## What the exercise asks:
For the listing underneath, give the count of lines containing the string "February" and nothing further.

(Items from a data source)
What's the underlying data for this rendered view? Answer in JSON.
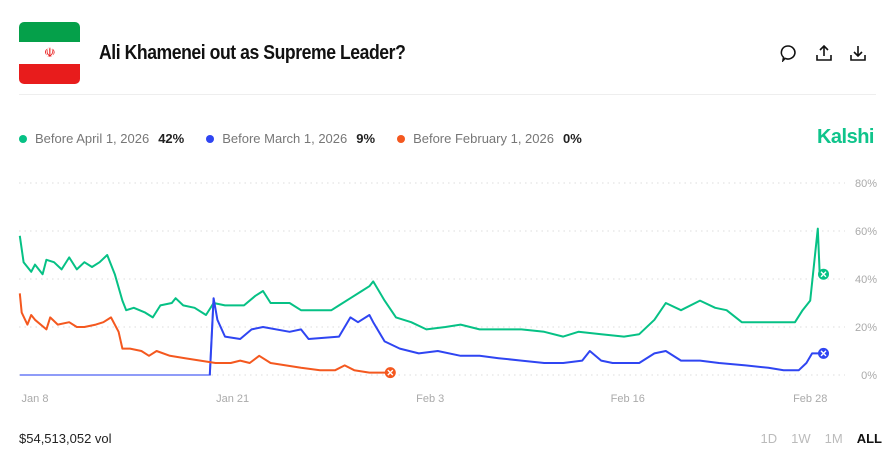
{
  "header": {
    "title": "Ali Khamenei out as Supreme Leader?",
    "flag": "iran-flag"
  },
  "actions": [
    {
      "icon": "comment-icon"
    },
    {
      "icon": "share-icon"
    },
    {
      "icon": "download-icon"
    }
  ],
  "legend": [
    {
      "label": "Before April 1, 2026",
      "value": "42%",
      "color": "#06c185"
    },
    {
      "label": "Before March 1, 2026",
      "value": "9%",
      "color": "#2f45f2"
    },
    {
      "label": "Before February 1, 2026",
      "value": "0%",
      "color": "#f4581f"
    }
  ],
  "brand": "Kalshi",
  "footer": {
    "volume": "$54,513,052 vol",
    "ranges": [
      "1D",
      "1W",
      "1M",
      "ALL"
    ],
    "selected_range": "ALL"
  },
  "chart_data": {
    "type": "line",
    "xlabel": "",
    "ylabel": "",
    "ylim": [
      0,
      80
    ],
    "y_ticks": [
      "0%",
      "20%",
      "40%",
      "60%",
      "80%"
    ],
    "y_tick_values": [
      0,
      20,
      40,
      60,
      80
    ],
    "x_ticks": [
      "Jan 8",
      "Jan 21",
      "Feb 3",
      "Feb 16",
      "Feb 28"
    ],
    "x_tick_dates": [
      "2026-01-08T00:00",
      "2026-01-21T00:00",
      "2026-02-03T00:00",
      "2026-02-16T00:00",
      "2026-02-28T00:00"
    ],
    "grid": "horizontal dotted",
    "series": [
      {
        "name": "Before April 1, 2026",
        "color": "#06c185",
        "points": [
          [
            "2026-01-07T00:00",
            58
          ],
          [
            "2026-01-07T06:00",
            47
          ],
          [
            "2026-01-07T18:00",
            43
          ],
          [
            "2026-01-08T00:00",
            46
          ],
          [
            "2026-01-08T12:00",
            42
          ],
          [
            "2026-01-08T18:00",
            48
          ],
          [
            "2026-01-09T06:00",
            47
          ],
          [
            "2026-01-09T18:00",
            44
          ],
          [
            "2026-01-10T06:00",
            49
          ],
          [
            "2026-01-10T18:00",
            44
          ],
          [
            "2026-01-11T06:00",
            47
          ],
          [
            "2026-01-11T18:00",
            45
          ],
          [
            "2026-01-12T06:00",
            47
          ],
          [
            "2026-01-12T18:00",
            50
          ],
          [
            "2026-01-13T06:00",
            42
          ],
          [
            "2026-01-13T18:00",
            31
          ],
          [
            "2026-01-14T00:00",
            27
          ],
          [
            "2026-01-14T12:00",
            28
          ],
          [
            "2026-01-15T06:00",
            26
          ],
          [
            "2026-01-15T18:00",
            24
          ],
          [
            "2026-01-16T06:00",
            29
          ],
          [
            "2026-01-17T00:00",
            30
          ],
          [
            "2026-01-17T06:00",
            32
          ],
          [
            "2026-01-17T18:00",
            29
          ],
          [
            "2026-01-18T12:00",
            28
          ],
          [
            "2026-01-19T06:00",
            25
          ],
          [
            "2026-01-19T18:00",
            30
          ],
          [
            "2026-01-20T12:00",
            29
          ],
          [
            "2026-01-21T18:00",
            29
          ],
          [
            "2026-01-22T12:00",
            33
          ],
          [
            "2026-01-23T00:00",
            35
          ],
          [
            "2026-01-23T12:00",
            30
          ],
          [
            "2026-01-24T18:00",
            30
          ],
          [
            "2026-01-25T12:00",
            27
          ],
          [
            "2026-01-27T12:00",
            27
          ],
          [
            "2026-01-28T00:00",
            29
          ],
          [
            "2026-01-28T18:00",
            32
          ],
          [
            "2026-01-29T12:00",
            35
          ],
          [
            "2026-01-30T00:00",
            37
          ],
          [
            "2026-01-30T06:00",
            39
          ],
          [
            "2026-01-31T00:00",
            31
          ],
          [
            "2026-01-31T18:00",
            24
          ],
          [
            "2026-02-01T18:00",
            22
          ],
          [
            "2026-02-02T18:00",
            19
          ],
          [
            "2026-02-04T00:00",
            20
          ],
          [
            "2026-02-05T00:00",
            21
          ],
          [
            "2026-02-06T06:00",
            19
          ],
          [
            "2026-02-07T12:00",
            19
          ],
          [
            "2026-02-09T00:00",
            19
          ],
          [
            "2026-02-10T12:00",
            18
          ],
          [
            "2026-02-11T18:00",
            16
          ],
          [
            "2026-02-12T18:00",
            18
          ],
          [
            "2026-02-14T06:00",
            17
          ],
          [
            "2026-02-15T18:00",
            16
          ],
          [
            "2026-02-16T18:00",
            17
          ],
          [
            "2026-02-17T18:00",
            23
          ],
          [
            "2026-02-18T12:00",
            30
          ],
          [
            "2026-02-19T12:00",
            27
          ],
          [
            "2026-02-20T18:00",
            31
          ],
          [
            "2026-02-21T18:00",
            28
          ],
          [
            "2026-02-22T12:00",
            27
          ],
          [
            "2026-02-23T12:00",
            22
          ],
          [
            "2026-02-24T18:00",
            22
          ],
          [
            "2026-02-25T18:00",
            22
          ],
          [
            "2026-02-27T00:00",
            22
          ],
          [
            "2026-02-27T12:00",
            27
          ],
          [
            "2026-02-28T00:00",
            31
          ],
          [
            "2026-02-28T06:00",
            46
          ],
          [
            "2026-02-28T12:00",
            61
          ],
          [
            "2026-02-28T15:00",
            42
          ],
          [
            "2026-02-28T21:00",
            42
          ]
        ]
      },
      {
        "name": "Before March 1, 2026",
        "color": "#2f45f2",
        "points": [
          [
            "2026-01-07T00:00",
            0
          ],
          [
            "2026-01-19T12:00",
            0
          ],
          [
            "2026-01-19T18:00",
            32
          ],
          [
            "2026-01-20T00:00",
            23
          ],
          [
            "2026-01-20T12:00",
            16
          ],
          [
            "2026-01-21T12:00",
            15
          ],
          [
            "2026-01-22T06:00",
            19
          ],
          [
            "2026-01-23T00:00",
            20
          ],
          [
            "2026-01-24T18:00",
            18
          ],
          [
            "2026-01-25T12:00",
            19
          ],
          [
            "2026-01-26T00:00",
            15
          ],
          [
            "2026-01-28T00:00",
            16
          ],
          [
            "2026-01-28T18:00",
            24
          ],
          [
            "2026-01-29T06:00",
            22
          ],
          [
            "2026-01-30T00:00",
            25
          ],
          [
            "2026-01-30T06:00",
            22
          ],
          [
            "2026-01-31T00:00",
            14
          ],
          [
            "2026-02-01T00:00",
            11
          ],
          [
            "2026-02-02T06:00",
            9
          ],
          [
            "2026-02-03T12:00",
            10
          ],
          [
            "2026-02-05T00:00",
            8
          ],
          [
            "2026-02-06T06:00",
            8
          ],
          [
            "2026-02-07T12:00",
            7
          ],
          [
            "2026-02-09T00:00",
            6
          ],
          [
            "2026-02-10T12:00",
            5
          ],
          [
            "2026-02-11T18:00",
            5
          ],
          [
            "2026-02-13T00:00",
            6
          ],
          [
            "2026-02-13T12:00",
            10
          ],
          [
            "2026-02-14T06:00",
            6
          ],
          [
            "2026-02-15T00:00",
            5
          ],
          [
            "2026-02-16T18:00",
            5
          ],
          [
            "2026-02-17T18:00",
            9
          ],
          [
            "2026-02-18T12:00",
            10
          ],
          [
            "2026-02-19T12:00",
            6
          ],
          [
            "2026-02-20T18:00",
            6
          ],
          [
            "2026-02-22T00:00",
            5
          ],
          [
            "2026-02-23T18:00",
            4
          ],
          [
            "2026-02-25T06:00",
            3
          ],
          [
            "2026-02-26T06:00",
            2
          ],
          [
            "2026-02-27T06:00",
            2
          ],
          [
            "2026-02-27T18:00",
            5
          ],
          [
            "2026-02-28T03:00",
            9
          ],
          [
            "2026-02-28T21:00",
            9
          ]
        ]
      },
      {
        "name": "Before February 1, 2026",
        "color": "#f4581f",
        "points": [
          [
            "2026-01-07T00:00",
            34
          ],
          [
            "2026-01-07T03:00",
            26
          ],
          [
            "2026-01-07T12:00",
            21
          ],
          [
            "2026-01-07T18:00",
            25
          ],
          [
            "2026-01-08T00:00",
            23
          ],
          [
            "2026-01-08T18:00",
            19
          ],
          [
            "2026-01-09T00:00",
            24
          ],
          [
            "2026-01-09T12:00",
            21
          ],
          [
            "2026-01-10T06:00",
            22
          ],
          [
            "2026-01-10T18:00",
            20
          ],
          [
            "2026-01-11T06:00",
            20
          ],
          [
            "2026-01-12T00:00",
            21
          ],
          [
            "2026-01-12T12:00",
            22
          ],
          [
            "2026-01-13T00:00",
            24
          ],
          [
            "2026-01-13T12:00",
            18
          ],
          [
            "2026-01-13T18:00",
            11
          ],
          [
            "2026-01-14T06:00",
            11
          ],
          [
            "2026-01-15T00:00",
            10
          ],
          [
            "2026-01-15T12:00",
            8
          ],
          [
            "2026-01-16T00:00",
            10
          ],
          [
            "2026-01-16T21:00",
            8
          ],
          [
            "2026-01-17T21:00",
            7
          ],
          [
            "2026-01-18T21:00",
            6
          ],
          [
            "2026-01-19T21:00",
            5
          ],
          [
            "2026-01-20T21:00",
            5
          ],
          [
            "2026-01-21T12:00",
            6
          ],
          [
            "2026-01-22T03:00",
            5
          ],
          [
            "2026-01-22T18:00",
            8
          ],
          [
            "2026-01-23T12:00",
            5
          ],
          [
            "2026-01-24T12:00",
            4
          ],
          [
            "2026-01-25T12:00",
            3
          ],
          [
            "2026-01-26T18:00",
            2
          ],
          [
            "2026-01-27T18:00",
            2
          ],
          [
            "2026-01-28T09:00",
            4
          ],
          [
            "2026-01-29T00:00",
            2
          ],
          [
            "2026-01-30T00:00",
            1
          ],
          [
            "2026-01-30T18:00",
            1
          ],
          [
            "2026-01-31T09:00",
            1
          ]
        ]
      }
    ]
  }
}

## Solution below:
2